## Given request
Each line that holds the word "starts" is to be identified and copied.

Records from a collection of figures
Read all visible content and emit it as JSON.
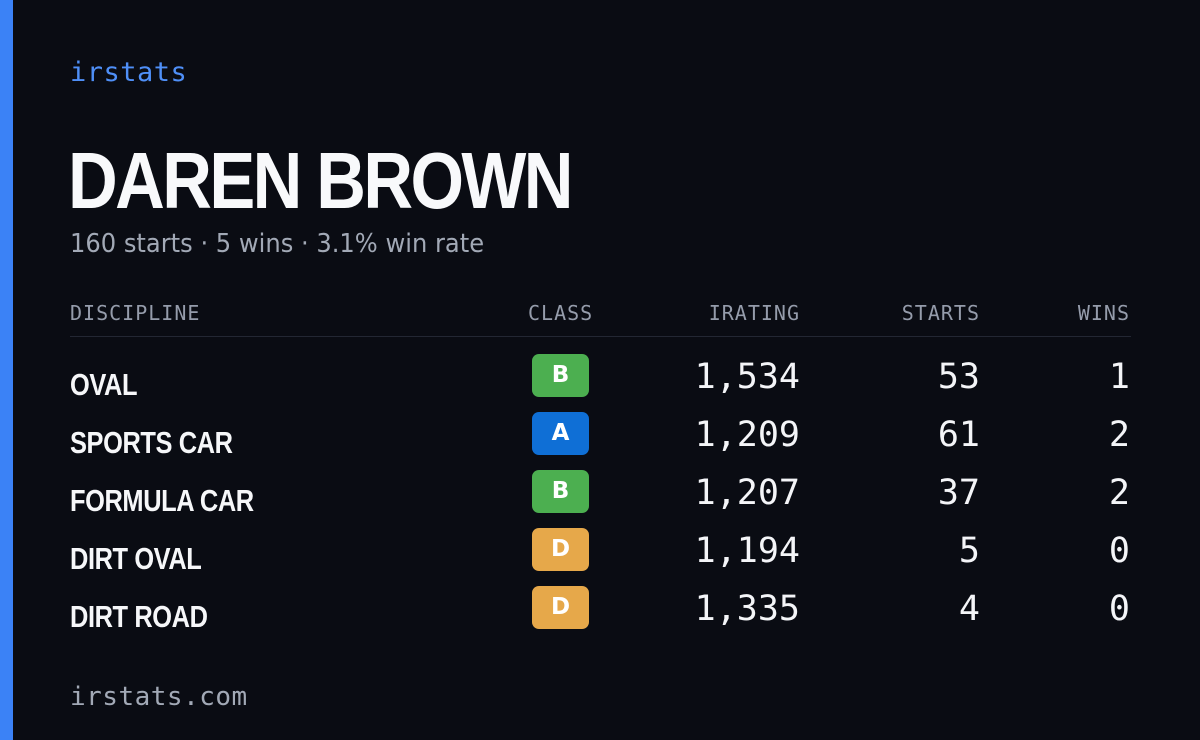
{
  "brand": "irstats",
  "driver": {
    "name": "DAREN BROWN",
    "summary": "160 starts · 5 wins · 3.1% win rate"
  },
  "table": {
    "headers": {
      "discipline": "DISCIPLINE",
      "class": "CLASS",
      "irating": "IRATING",
      "starts": "STARTS",
      "wins": "WINS"
    },
    "rows": [
      {
        "discipline": "OVAL",
        "class": "B",
        "irating": "1,534",
        "starts": "53",
        "wins": "1"
      },
      {
        "discipline": "SPORTS CAR",
        "class": "A",
        "irating": "1,209",
        "starts": "61",
        "wins": "2"
      },
      {
        "discipline": "FORMULA CAR",
        "class": "B",
        "irating": "1,207",
        "starts": "37",
        "wins": "2"
      },
      {
        "discipline": "DIRT OVAL",
        "class": "D",
        "irating": "1,194",
        "starts": "5",
        "wins": "0"
      },
      {
        "discipline": "DIRT ROAD",
        "class": "D",
        "irating": "1,335",
        "starts": "4",
        "wins": "0"
      }
    ]
  },
  "class_colors": {
    "A": "#0f6fd6",
    "B": "#4caf50",
    "D": "#e6a84a"
  },
  "accent_color": "#3b82f6",
  "footer": "irstats.com"
}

## Full response
    "summary": "160 starts · 5 wins · 3.1% win rate"
      "starts": "STARTS",
        "starts": "53",
        "starts": "61",
        "starts": "37",
        "starts": "5",
        "starts": "4",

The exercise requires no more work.